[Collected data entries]
■ ■ ■ ■ ■

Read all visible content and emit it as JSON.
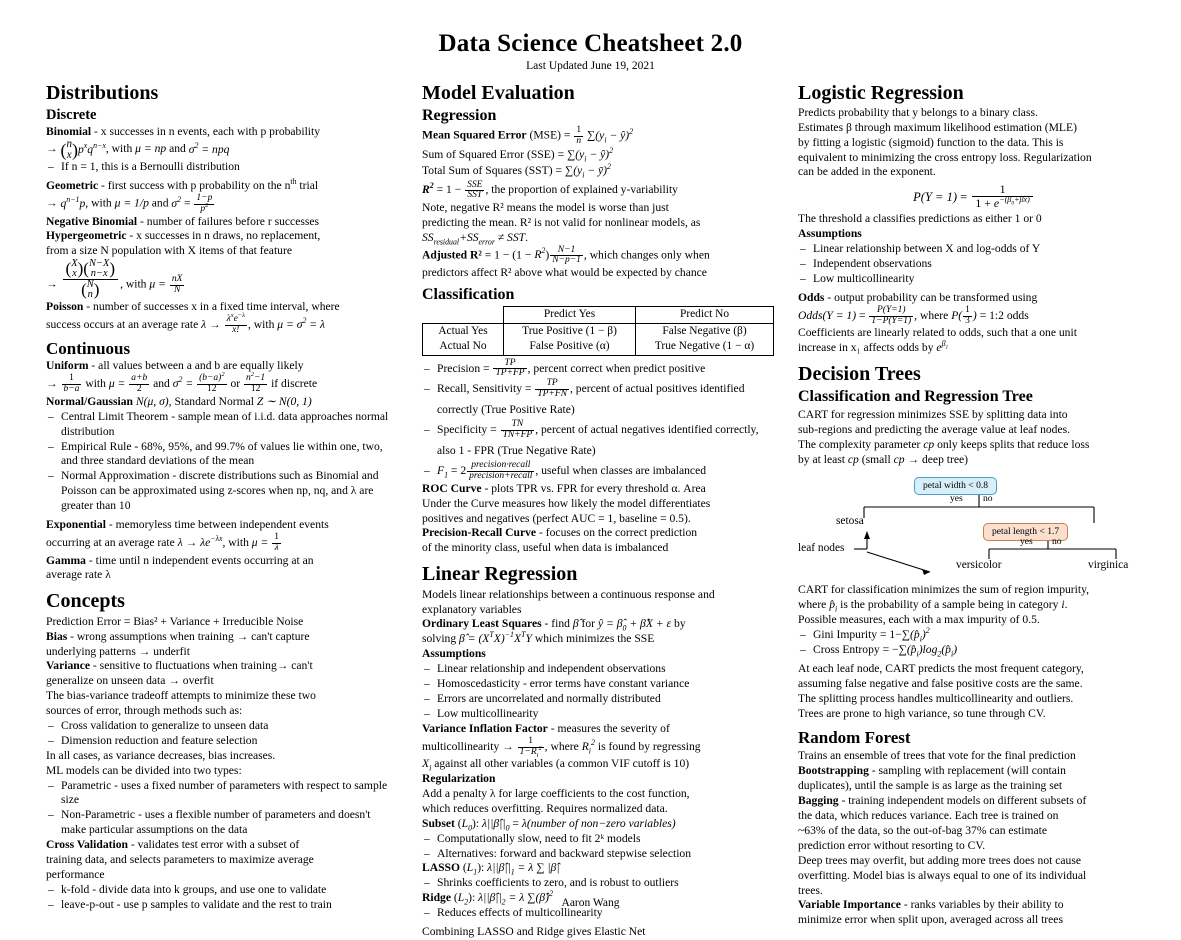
{
  "header": {
    "title": "Data Science Cheatsheet 2.0",
    "subtitle": "Last Updated June 19, 2021"
  },
  "footer": {
    "author": "Aaron Wang"
  },
  "colors": {
    "tree_node_split_fill": "#d6eff8",
    "tree_node_split_border": "#4a9ec4",
    "tree_node_leaf_fill": "#fadfcf",
    "tree_node_leaf_border": "#c97f4e"
  },
  "columns": {
    "left": {
      "sections": {
        "distributions": {
          "title": "Distributions",
          "discrete": {
            "title": "Discrete",
            "binomial_label": "Binomial",
            "binomial_text": "- x successes in n events, each with p probability",
            "binomial_formula_lead": ", with",
            "binomial_bullet": "If n = 1, this is a Bernoulli distribution",
            "geometric_label": "Geometric",
            "geometric_text": "- first success with p probability on the n",
            "geometric_text_end": " trial",
            "negbinom_label": "Negative Binomial",
            "negbinom_text": "- number of failures before r successes",
            "hypergeom_label": "Hypergeometric",
            "hypergeom_text": "- x successes in n draws, no replacement,",
            "hypergeom_text2": "from a size N population with X items of that feature",
            "poisson_label": "Poisson",
            "poisson_text": "- number of successes x in a fixed time interval, where",
            "poisson_text2": "success occurs at an average rate"
          },
          "continuous": {
            "title": "Continuous",
            "uniform_label": "Uniform",
            "uniform_text": "- all values between a and b are equally likely",
            "uniform_discrete_tail": "if discrete",
            "normal_label": "Normal/Gaussian",
            "bullets": [
              "Central Limit Theorem - sample mean of i.i.d. data approaches normal distribution",
              "Empirical Rule - 68%, 95%, and 99.7% of values lie within one, two, and three standard deviations of the mean",
              "Normal Approximation - discrete distributions such as Binomial and Poisson can be approximated using z-scores when np, nq, and λ are greater than 10"
            ],
            "exponential_label": "Exponential",
            "exponential_text": "- memoryless time between independent events",
            "exponential_text2": "occurring at an average rate",
            "gamma_label": "Gamma",
            "gamma_text": "- time until n independent events occurring at an",
            "gamma_text2": "average rate λ"
          }
        },
        "concepts": {
          "title": "Concepts",
          "prediction_error": "Prediction Error = Bias² + Variance + Irreducible Noise",
          "bias_label": "Bias",
          "bias_text": "- wrong assumptions when training → can't capture",
          "bias_text2": "underlying patterns → underfit",
          "variance_label": "Variance",
          "variance_text": "- sensitive to fluctuations when training→ can't",
          "variance_text2": "generalize on unseen data → overfit",
          "tradeoff_text": "The bias-variance tradeoff attempts to minimize these two",
          "tradeoff_text2": "sources of error, through methods such as:",
          "tradeoff_bullets": [
            "Cross validation to generalize to unseen data",
            "Dimension reduction and feature selection"
          ],
          "variance_decreases": "In all cases, as variance decreases, bias increases.",
          "ml_types_lead": "ML models can be divided into two types:",
          "ml_types_bullets": [
            "Parametric - uses a fixed number of parameters with respect to sample size",
            "Non-Parametric - uses a flexible number of parameters and doesn't make particular assumptions on the data"
          ],
          "cv_label": "Cross Validation",
          "cv_text": "- validates test error with a subset of",
          "cv_text2": "training data, and selects parameters to maximize average",
          "cv_text3": "performance",
          "cv_bullets": [
            "k-fold - divide data into k groups, and use one to validate",
            "leave-p-out - use p samples to validate and the rest to train"
          ]
        }
      }
    },
    "middle": {
      "sections": {
        "model_evaluation": {
          "title": "Model Evaluation",
          "regression": {
            "title": "Regression",
            "mse_label": "Mean Squared Error",
            "mse_rest": "(MSE) =",
            "sse_label": "Sum of Squared Error (SSE) =",
            "sst_label": "Total Sum of Squares (SST) =",
            "r2_text": ", the proportion of explained y-variability",
            "r2_note1": "Note, negative R² means the model is worse than just",
            "r2_note2": "predicting the mean. R² is not valid for nonlinear models, as",
            "adjusted_label": "Adjusted R²",
            "adjusted_tail": ", which changes only when",
            "adjusted_tail2": "predictors affect R² above what would be expected by chance"
          },
          "classification": {
            "title": "Classification",
            "table": {
              "col_headers": [
                "",
                "Predict Yes",
                "Predict No"
              ],
              "rows": [
                {
                  "header": "Actual Yes",
                  "cells": [
                    "True Positive (1 − β)",
                    "False Negative (β)"
                  ]
                },
                {
                  "header": "Actual No",
                  "cells": [
                    "False Positive (α)",
                    "True Negative (1 − α)"
                  ]
                }
              ]
            },
            "bullets": [
              "Precision, percent correct when predict positive",
              "Recall, Sensitivity, percent of actual positives identified correctly (True Positive Rate)",
              "Specificity, percent of actual negatives identified correctly, also 1 - FPR (True Negative Rate)",
              "F1, useful when classes are imbalanced"
            ],
            "roc_label": "ROC Curve",
            "roc_text": "- plots TPR vs. FPR for every threshold α. Area",
            "roc_text2": "Under the Curve measures how likely the model differentiates",
            "roc_text3": "positives and negatives (perfect AUC = 1, baseline = 0.5).",
            "pr_label": "Precision-Recall Curve",
            "pr_text": "- focuses on the correct prediction",
            "pr_text2": "of the minority class, useful when data is imbalanced"
          }
        },
        "linear_regression": {
          "title": "Linear Regression",
          "intro1": "Models linear relationships between a continuous response and",
          "intro2": "explanatory variables",
          "ols_label": "Ordinary Least Squares",
          "ols_tail": "by",
          "ols_tail2": "which minimizes the SSE",
          "assumptions_title": "Assumptions",
          "assumptions": [
            "Linear relationship and independent observations",
            "Homoscedasticity - error terms have constant variance",
            "Errors are uncorrelated and normally distributed",
            "Low multicollinearity"
          ],
          "vif_label": "Variance Inflation Factor",
          "vif_text": "- measures the severity of",
          "vif_text2": "multicollinearity →",
          "vif_text3": "is found by regressing",
          "vif_text4": "against all other variables (a common VIF cutoff is 10)",
          "regularization_title": "Regularization",
          "reg_text1": "Add a penalty λ for large coefficients to the cost function,",
          "reg_text2": "which reduces overfitting. Requires normalized data.",
          "subset_label": "Subset",
          "subset_rhs": "λ(number of non−zero variables)",
          "subset_bullets": [
            "Computationally slow, need to fit 2ᵏ models",
            "Alternatives: forward and backward stepwise selection"
          ],
          "lasso_label": "LASSO",
          "lasso_bullets": [
            "Shrinks coefficients to zero, and is robust to outliers"
          ],
          "ridge_label": "Ridge",
          "ridge_bullets": [
            "Reduces effects of multicollinearity"
          ],
          "elastic_net": "Combining LASSO and Ridge gives Elastic Net"
        }
      }
    },
    "right": {
      "sections": {
        "logistic_regression": {
          "title": "Logistic Regression",
          "intro": [
            "Predicts probability that y belongs to a binary class.",
            "Estimates β through maximum likelihood estimation (MLE)",
            "by fitting a logistic (sigmoid) function to the data. This is",
            "equivalent to minimizing the cross entropy loss. Regularization",
            "can be added in the exponent."
          ],
          "threshold_text": "The threshold a classifies predictions as either 1 or 0",
          "assumptions_title": "Assumptions",
          "assumptions": [
            "Linear relationship between X and log-odds of Y",
            "Independent observations",
            "Low multicollinearity"
          ],
          "odds_label": "Odds",
          "odds_text": "- output probability can be transformed using",
          "odds_tail": "= 1:2 odds",
          "coef_text1": "Coefficients are linearly related to odds, such that a one unit",
          "coef_text2": "increase in x₁ affects odds by"
        },
        "decision_trees": {
          "title": "Decision Trees",
          "cart": {
            "title": "Classification and Regression Tree",
            "text1": "CART for regression minimizes SSE by splitting data into",
            "text2": "sub-regions and predicting the average value at leaf nodes.",
            "text3": "The complexity parameter cp only keeps splits that reduce loss",
            "text4": "by at least cp (small cp → deep tree)",
            "tree": {
              "root_label": "petal width < 0.8",
              "root_yes": "yes",
              "root_no": "no",
              "leaf_left": "setosa",
              "second_label": "petal length < 1.7",
              "second_yes": "yes",
              "second_no": "no",
              "leaf_mid": "versicolor",
              "leaf_right": "virginica",
              "annotation": "leaf nodes"
            },
            "text5": "CART for classification minimizes the sum of region impurity,",
            "text6": "where p̂ᵢ is the probability of a sample being in category i.",
            "text7": "Possible measures, each with a max impurity of 0.5.",
            "measures": [
              "Gini Impurity",
              "Cross Entropy"
            ],
            "text8": "At each leaf node, CART predicts the most frequent category,",
            "text9": "assuming false negative and false positive costs are the same.",
            "text10": "The splitting process handles multicollinearity and outliers.",
            "text11": "Trees are prone to high variance, so tune through CV."
          }
        },
        "random_forest": {
          "title": "Random Forest",
          "intro": "Trains an ensemble of trees that vote for the final prediction",
          "bootstrap_label": "Bootstrapping",
          "bootstrap_text": "- sampling with replacement (will contain",
          "bootstrap_text2": "duplicates), until the sample is as large as the training set",
          "bagging_label": "Bagging",
          "bagging_text": "- training independent models on different subsets of",
          "bagging_text2": "the data, which reduces variance. Each tree is trained on",
          "bagging_text3": "~63% of the data, so the out-of-bag 37% can estimate",
          "bagging_text4": "prediction error without resorting to CV.",
          "deep_text1": "Deep trees may overfit, but adding more trees does not cause",
          "deep_text2": "overfitting. Model bias is always equal to one of its individual",
          "deep_text3": "trees.",
          "vi_label": "Variable Importance",
          "vi_text": "- ranks variables by their ability to",
          "vi_text2": "minimize error when split upon, averaged across all trees"
        }
      }
    }
  }
}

■ ■ ■ ■ ■

Report how many lines above hold the string "replacement", giving nothing but the number.

- REPLY TO THE EXERCISE -
2